> Short task:
In the entries below, arrange the stretch from the line containing "data-point — [348, 121, 357, 131]" through the line containing "data-point — [487, 121, 496, 130]" as a Markdown table with the columns Row and Entry Line, numbering each line and leaving out blank lines.

> Items:
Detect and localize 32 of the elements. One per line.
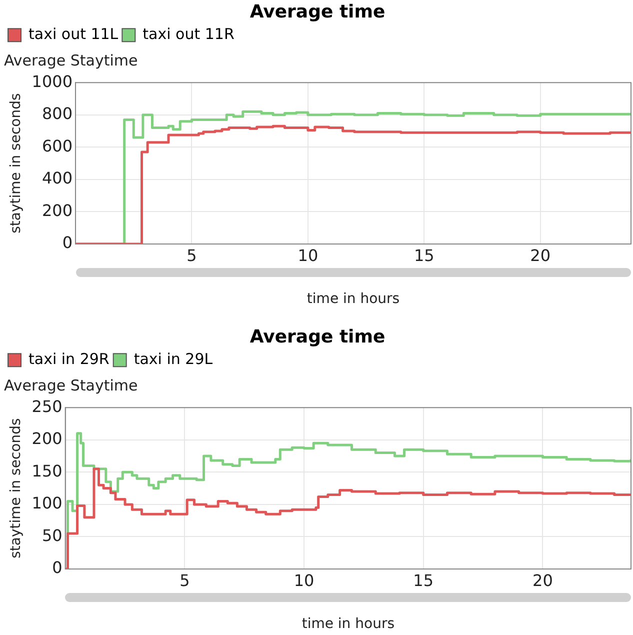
chart-subtitle: Average Staytime: [4, 376, 138, 394]
x-tick-label: 10: [298, 246, 318, 265]
x-tick-label: 20: [532, 570, 553, 590]
y-tick-label: 50: [42, 526, 62, 545]
x-tick-label: 10: [294, 570, 314, 590]
y-tick-label: 600: [42, 136, 73, 156]
y-tick-label: 1000: [32, 72, 73, 91]
x-axis-title: time in hours: [302, 616, 394, 632]
chart-title: Average time: [250, 1, 386, 22]
y-tick-label: 0: [52, 558, 62, 578]
chart-subtitle: Average Staytime: [4, 51, 138, 70]
y-tick-label: 200: [42, 200, 73, 220]
x-tick-label: 5: [180, 570, 190, 590]
legend-label: taxi in 29L: [134, 350, 214, 368]
x-tick-label: 5: [186, 246, 197, 265]
y-tick-label: 400: [42, 168, 73, 188]
x-tick-label: 15: [414, 246, 434, 265]
legend-label: taxi out 11L: [28, 24, 119, 43]
y-tick-label: 100: [32, 494, 62, 513]
y-tick-label: 250: [32, 396, 62, 416]
y-axis-title: staytime in seconds: [8, 93, 24, 234]
x-axis-title: time in hours: [306, 291, 400, 308]
legend-label: taxi out 11R: [142, 24, 234, 43]
chart-title: Average time: [250, 326, 386, 348]
x-tick-label: 15: [413, 570, 434, 590]
y-tick-label: 0: [62, 233, 73, 252]
y-tick-label: 150: [32, 461, 62, 480]
y-tick-label: 200: [32, 429, 62, 448]
legend-label: taxi in 29R: [28, 350, 110, 368]
y-tick-label: 800: [42, 104, 73, 124]
x-tick-label: 20: [530, 246, 551, 265]
y-axis-title: staytime in seconds: [8, 418, 24, 558]
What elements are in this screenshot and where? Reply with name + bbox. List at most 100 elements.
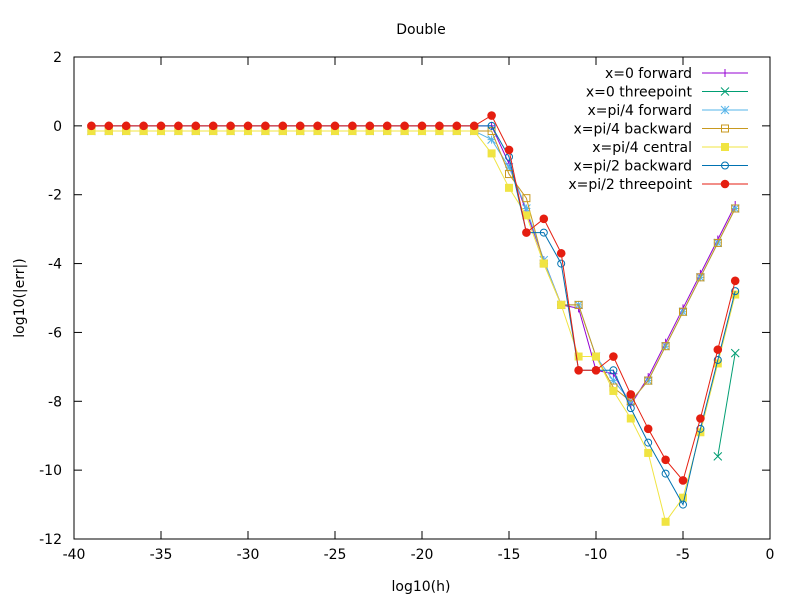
data-point — [348, 121, 357, 131]
legend-item: x=pi/2 backward — [573, 159, 748, 175]
data-point — [661, 517, 670, 526]
series-layer — [87, 111, 740, 526]
x-tick-label: -30 — [237, 547, 260, 563]
data-point — [504, 145, 514, 155]
y-tick-label: -4 — [48, 257, 62, 273]
legend-label: x=pi/2 threepoint — [568, 177, 692, 193]
data-point — [452, 121, 462, 131]
data-point — [556, 248, 566, 258]
y-tick-label: 0 — [53, 119, 62, 135]
data-point — [609, 366, 618, 375]
legend: x=0 forward x=0 threepoint x=pi/4 forward x… — [568, 66, 748, 193]
data-point — [539, 214, 549, 224]
data-point — [679, 307, 687, 316]
x-tick-label: -5 — [676, 547, 690, 563]
data-point — [626, 414, 635, 423]
data-point — [104, 121, 114, 131]
data-point — [730, 276, 740, 286]
data-point — [121, 121, 131, 131]
data-point — [713, 355, 722, 364]
data-point — [574, 352, 583, 361]
data-point — [574, 366, 583, 375]
data-point — [208, 121, 218, 131]
data-point — [731, 287, 740, 296]
legend-item: x=pi/2 threepoint — [568, 177, 748, 193]
legend-label: x=pi/4 backward — [573, 122, 692, 138]
y-tick-label: 2 — [53, 50, 62, 66]
legend-item: x=pi/4 central — [592, 140, 748, 156]
data-point — [469, 121, 479, 131]
data-point — [487, 127, 496, 136]
legend-swatch-marker — [721, 124, 729, 133]
data-point — [591, 366, 601, 375]
data-point — [139, 121, 148, 131]
data-point — [487, 121, 496, 130]
legend-swatch-marker — [721, 69, 729, 77]
data-point — [643, 424, 653, 434]
y-tick-label: -8 — [48, 394, 62, 410]
x-tick-label: -25 — [324, 547, 347, 563]
data-point — [87, 121, 96, 131]
x-tick-label: -40 — [63, 547, 86, 563]
y-tick-label: -2 — [48, 188, 62, 204]
data-point — [365, 121, 375, 131]
data-point — [522, 228, 531, 237]
x-tick-label: -15 — [498, 547, 521, 563]
data-point — [435, 121, 444, 131]
data-point — [487, 111, 496, 120]
data-point — [522, 194, 531, 203]
y-axis-label: log10(|err|) — [12, 258, 28, 337]
x-tick-label: -35 — [150, 547, 173, 563]
legend-label: x=pi/2 backward — [573, 159, 692, 175]
x-axis-label: log10(h) — [392, 579, 451, 595]
y-tick-label: -6 — [48, 325, 62, 341]
legend-item: x=pi/4 backward — [573, 122, 748, 138]
data-point — [295, 121, 305, 131]
data-point — [191, 121, 201, 131]
y-tick-label: -10 — [39, 463, 62, 479]
data-point — [487, 149, 496, 158]
data-point — [644, 448, 653, 457]
data-point — [731, 204, 740, 213]
data-point — [243, 121, 253, 131]
data-point — [609, 386, 618, 395]
legend-label: x=pi/4 forward — [587, 103, 692, 119]
data-point — [661, 469, 670, 478]
legend-swatch-marker — [720, 179, 730, 189]
data-point — [713, 238, 722, 247]
data-point — [487, 135, 496, 144]
data-point — [522, 211, 531, 220]
data-point — [382, 121, 392, 131]
data-point — [539, 228, 548, 237]
data-point — [417, 121, 427, 131]
data-point — [644, 376, 653, 385]
data-point — [156, 121, 166, 131]
data-point — [313, 121, 322, 131]
data-point — [261, 121, 270, 131]
data-point — [644, 438, 653, 447]
axis-ticks — [73, 56, 771, 540]
data-point — [730, 204, 740, 213]
legend-swatch-marker — [720, 105, 730, 115]
legend-label: x=pi/4 central — [592, 140, 692, 156]
series-x-pi-2-threepoint — [87, 111, 740, 485]
legend-label: x=0 threepoint — [586, 85, 693, 101]
data-point — [678, 476, 688, 485]
y-tick-label: -12 — [39, 532, 62, 548]
data-point — [661, 455, 670, 465]
legend-item: x=0 forward — [605, 66, 748, 82]
data-point — [400, 121, 409, 131]
data-point — [592, 352, 600, 361]
data-point — [174, 121, 183, 131]
x-tick-label: -20 — [411, 547, 434, 563]
data-point — [522, 204, 531, 213]
data-point — [278, 121, 288, 131]
data-point — [557, 300, 566, 309]
legend-swatch-marker — [720, 87, 730, 96]
series-line — [717, 353, 736, 457]
series-x-0-threepoint — [713, 348, 740, 461]
data-point — [505, 183, 513, 192]
data-point — [330, 121, 340, 131]
x-tick-label: -10 — [585, 547, 608, 563]
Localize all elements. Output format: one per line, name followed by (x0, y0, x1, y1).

> Task output:
| Row | Entry Line |
|---|---|
| 1 | data-point — [348, 121, 357, 131] |
| 2 | legend-item: x=pi/2 backward — [573, 159, 748, 175] |
| 3 | data-point — [661, 517, 670, 526] |
| 4 | series-layer — [87, 111, 740, 526] |
| 5 | x-tick-label: -30 — [237, 547, 260, 563] |
| 6 | data-point — [504, 145, 514, 155] |
| 7 | y-tick-label: -4 — [48, 257, 62, 273] |
| 8 | legend-label: x=pi/2 threepoint — [568, 177, 692, 193] |
| 9 | data-point — [452, 121, 462, 131] |
| 10 | data-point — [556, 248, 566, 258] |
| 11 | y-tick-label: 0 — [53, 119, 62, 135] |
| 12 | data-point — [609, 366, 618, 375] |
| 13 | legend: x=0 forward x=0 threepoint x=pi/4 forward x… — [568, 66, 748, 193] |
| 14 | data-point — [539, 214, 549, 224] |
| 15 | data-point — [679, 307, 687, 316] |
| 16 | x-tick-label: -5 — [676, 547, 690, 563] |
| 17 | data-point — [626, 414, 635, 423] |
| 18 | data-point — [104, 121, 114, 131] |
| 19 | data-point — [730, 276, 740, 286] |
| 20 | data-point — [121, 121, 131, 131] |
| 21 | data-point — [713, 355, 722, 364] |
| 22 | data-point — [574, 352, 583, 361] |
| 23 | data-point — [574, 366, 583, 375] |
| 24 | data-point — [208, 121, 218, 131] |
| 25 | data-point — [731, 287, 740, 296] |
| 26 | legend-item: x=pi/2 threepoint — [568, 177, 748, 193] |
| 27 | legend-label: x=pi/4 backward — [573, 122, 692, 138] |
| 28 | y-tick-label: 2 — [53, 50, 62, 66] |
| 29 | legend-item: x=pi/4 central — [592, 140, 748, 156] |
| 30 | data-point — [469, 121, 479, 131] |
| 31 | data-point — [487, 127, 496, 136] |
| 32 | legend-swatch-marker — [721, 124, 729, 133] |
| 33 | data-point — [591, 366, 601, 375] |
| 34 | data-point — [139, 121, 148, 131] |
| 35 | data-point — [487, 121, 496, 130] |